> [INSTRUÇÃO A]:
Responda a estas perguntas com base no texto fornecido:
(i) Que cidade é percorrida no passeio descrito?
(ii) O que se procurava perceber com esse passeio?
(iii) O que traziam na mão os turistas enquanto andavam pelas ruas?
> [INSTRUÇÃO B]: Localize nos registos todas as linhas que contêm a palavra "Կահույք" e copie-as.

> [TEXTO FORNECIDO]:
○ ○ ○ ○ ○

A Sé a quem a trabalha


A necessidade de “descanso do pessoal” é algo que eu respeito imenso. Pessoal que não descansa é uma potencial ameaça para o meu estômago. Mas será que não daria para se organizarem de maneira a poderem atender à demanda de turistas esfomeados e que não entendem como é que, em plena crise económica, o descanso está primeiro?

Passeando por Braga para tentar perceber o que é uma Capital Europeia da Juventude (essa região demarcada das nossas vidas que não se sabe quando começa e muito menos quando acaba) deparo-me, em pleno centro histórico, com um bando de turistas famintos. Ao pedido de socorro (já haviam calcorreado várias ruas, de guia na mão, batendo com o nariz em todas as portas) respondo com a postura fleumática que se impõe, encaminhando-os com ar de perito para a única casa que havia reparado estar aberta, afirmando: “Comer bem? Em Braga? É aqui. Sigam-me”. Sem ter a mais pequena ideia de onde me estava a meter, o tão desvalorizado factor sorte conduzia-me para uma casa de grandes virtudes.

○ ○ ○ ○ ○

> [REGISTOS LISTADOS]:
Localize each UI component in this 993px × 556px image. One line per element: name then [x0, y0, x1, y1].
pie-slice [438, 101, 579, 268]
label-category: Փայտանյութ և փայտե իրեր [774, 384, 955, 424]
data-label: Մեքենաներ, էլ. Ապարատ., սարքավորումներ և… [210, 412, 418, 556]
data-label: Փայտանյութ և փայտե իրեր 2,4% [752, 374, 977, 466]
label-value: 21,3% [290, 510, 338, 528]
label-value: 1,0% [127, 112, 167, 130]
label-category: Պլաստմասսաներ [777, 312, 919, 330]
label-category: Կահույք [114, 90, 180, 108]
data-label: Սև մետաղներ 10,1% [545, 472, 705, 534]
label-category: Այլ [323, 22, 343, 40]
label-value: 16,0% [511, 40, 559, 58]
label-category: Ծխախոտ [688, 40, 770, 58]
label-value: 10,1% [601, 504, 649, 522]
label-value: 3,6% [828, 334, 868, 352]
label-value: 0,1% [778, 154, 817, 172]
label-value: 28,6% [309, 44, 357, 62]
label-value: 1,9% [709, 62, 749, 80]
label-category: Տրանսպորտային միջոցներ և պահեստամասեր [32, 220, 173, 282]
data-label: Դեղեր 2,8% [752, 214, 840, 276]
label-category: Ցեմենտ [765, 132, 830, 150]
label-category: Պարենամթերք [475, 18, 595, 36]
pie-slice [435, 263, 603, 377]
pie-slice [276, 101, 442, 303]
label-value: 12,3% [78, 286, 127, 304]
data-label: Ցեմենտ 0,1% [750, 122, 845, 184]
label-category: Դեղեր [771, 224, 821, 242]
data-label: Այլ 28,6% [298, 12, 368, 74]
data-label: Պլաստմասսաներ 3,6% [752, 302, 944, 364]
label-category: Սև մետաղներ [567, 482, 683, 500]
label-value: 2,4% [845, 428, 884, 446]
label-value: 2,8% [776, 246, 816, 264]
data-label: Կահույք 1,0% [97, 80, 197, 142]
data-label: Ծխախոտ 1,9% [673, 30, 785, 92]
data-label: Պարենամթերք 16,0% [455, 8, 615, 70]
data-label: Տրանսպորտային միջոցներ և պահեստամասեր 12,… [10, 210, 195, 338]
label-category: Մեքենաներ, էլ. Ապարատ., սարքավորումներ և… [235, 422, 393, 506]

○ ○ ○ ○ ○

> [RESPOSTA A]:
(i) Braga.
(ii) O que é uma Capital Europeia da Juventude.
(iii) Um guia.

> [RESPOSTA B]:
label-category: Կահույք [114, 90, 180, 108]
data-label: Կահույք 1,0% [97, 80, 197, 142]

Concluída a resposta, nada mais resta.